Data provided.
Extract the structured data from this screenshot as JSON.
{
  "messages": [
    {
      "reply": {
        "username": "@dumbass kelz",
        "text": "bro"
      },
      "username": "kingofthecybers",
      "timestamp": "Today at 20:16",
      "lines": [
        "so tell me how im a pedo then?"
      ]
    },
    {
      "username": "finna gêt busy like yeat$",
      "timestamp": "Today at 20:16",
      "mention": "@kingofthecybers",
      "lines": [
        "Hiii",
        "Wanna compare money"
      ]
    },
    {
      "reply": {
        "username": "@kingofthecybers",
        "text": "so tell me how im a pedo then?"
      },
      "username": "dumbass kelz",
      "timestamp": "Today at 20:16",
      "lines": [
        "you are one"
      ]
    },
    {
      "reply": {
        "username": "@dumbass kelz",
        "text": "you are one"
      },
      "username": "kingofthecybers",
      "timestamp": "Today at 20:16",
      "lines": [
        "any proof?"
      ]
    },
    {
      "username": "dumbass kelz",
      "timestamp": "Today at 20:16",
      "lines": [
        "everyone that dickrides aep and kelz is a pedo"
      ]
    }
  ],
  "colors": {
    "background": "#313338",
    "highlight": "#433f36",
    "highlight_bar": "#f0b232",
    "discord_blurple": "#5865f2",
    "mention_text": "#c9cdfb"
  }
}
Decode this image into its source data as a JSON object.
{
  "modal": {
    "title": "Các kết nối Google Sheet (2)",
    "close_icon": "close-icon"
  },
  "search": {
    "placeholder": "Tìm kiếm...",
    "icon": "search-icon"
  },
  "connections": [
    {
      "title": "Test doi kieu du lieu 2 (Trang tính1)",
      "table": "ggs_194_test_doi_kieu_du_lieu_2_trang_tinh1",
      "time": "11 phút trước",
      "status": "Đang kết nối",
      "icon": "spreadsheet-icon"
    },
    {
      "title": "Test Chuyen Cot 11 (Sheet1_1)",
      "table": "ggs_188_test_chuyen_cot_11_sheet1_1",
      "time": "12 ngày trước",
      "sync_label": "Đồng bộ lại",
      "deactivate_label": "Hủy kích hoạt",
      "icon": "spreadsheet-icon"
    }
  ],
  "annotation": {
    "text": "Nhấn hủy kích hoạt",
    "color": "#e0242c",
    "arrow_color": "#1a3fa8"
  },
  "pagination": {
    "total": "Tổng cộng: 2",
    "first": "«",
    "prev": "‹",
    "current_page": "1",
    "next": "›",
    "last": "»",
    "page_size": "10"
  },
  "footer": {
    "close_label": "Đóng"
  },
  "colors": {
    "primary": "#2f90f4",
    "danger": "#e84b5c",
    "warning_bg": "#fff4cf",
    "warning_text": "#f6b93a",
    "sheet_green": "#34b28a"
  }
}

Set problem. All of the lines above need to be given again exactly.

Exercise result.
Extract the structured data from this screenshot as JSON.
{
  "messages": [
    {
      "reply": {
        "username": "@dumbass kelz",
        "text": "bro"
      },
      "username": "kingofthecybers",
      "timestamp": "Today at 20:16",
      "lines": [
        "so tell me how im a pedo then?"
      ]
    },
    {
      "username": "finna gêt busy like yeat$",
      "timestamp": "Today at 20:16",
      "mention": "@kingofthecybers",
      "lines": [
        "Hiii",
        "Wanna compare money"
      ]
    },
    {
      "reply": {
        "username": "@kingofthecybers",
        "text": "so tell me how im a pedo then?"
      },
      "username": "dumbass kelz",
      "timestamp": "Today at 20:16",
      "lines": [
        "you are one"
      ]
    },
    {
      "reply": {
        "username": "@dumbass kelz",
        "text": "you are one"
      },
      "username": "kingofthecybers",
      "timestamp": "Today at 20:16",
      "lines": [
        "any proof?"
      ]
    },
    {
      "username": "dumbass kelz",
      "timestamp": "Today at 20:16",
      "lines": [
        "everyone that dickrides aep and kelz is a pedo"
      ]
    }
  ],
  "colors": {
    "background": "#313338",
    "highlight": "#433f36",
    "highlight_bar": "#f0b232",
    "discord_blurple": "#5865f2",
    "mention_text": "#c9cdfb"
  }
}
Decode this image into its source data as a JSON object.
{
  "modal": {
    "title": "Các kết nối Google Sheet (2)",
    "close_icon": "close-icon"
  },
  "search": {
    "placeholder": "Tìm kiếm...",
    "icon": "search-icon"
  },
  "connections": [
    {
      "title": "Test doi kieu du lieu 2 (Trang tính1)",
      "table": "ggs_194_test_doi_kieu_du_lieu_2_trang_tinh1",
      "time": "11 phút trước",
      "status": "Đang kết nối",
      "icon": "spreadsheet-icon"
    },
    {
      "title": "Test Chuyen Cot 11 (Sheet1_1)",
      "table": "ggs_188_test_chuyen_cot_11_sheet1_1",
      "time": "12 ngày trước",
      "sync_label": "Đồng bộ lại",
      "deactivate_label": "Hủy kích hoạt",
      "icon": "spreadsheet-icon"
    }
  ],
  "annotation": {
    "text": "Nhấn hủy kích hoạt",
    "color": "#e0242c",
    "arrow_color": "#1a3fa8"
  },
  "pagination": {
    "total": "Tổng cộng: 2",
    "first": "«",
    "prev": "‹",
    "current_page": "1",
    "next": "›",
    "last": "»",
    "page_size": "10"
  },
  "footer": {
    "close_label": "Đóng"
  },
  "colors": {
    "primary": "#2f90f4",
    "danger": "#e84b5c",
    "warning_bg": "#fff4cf",
    "warning_text": "#f6b93a",
    "sheet_green": "#34b28a"
  }
}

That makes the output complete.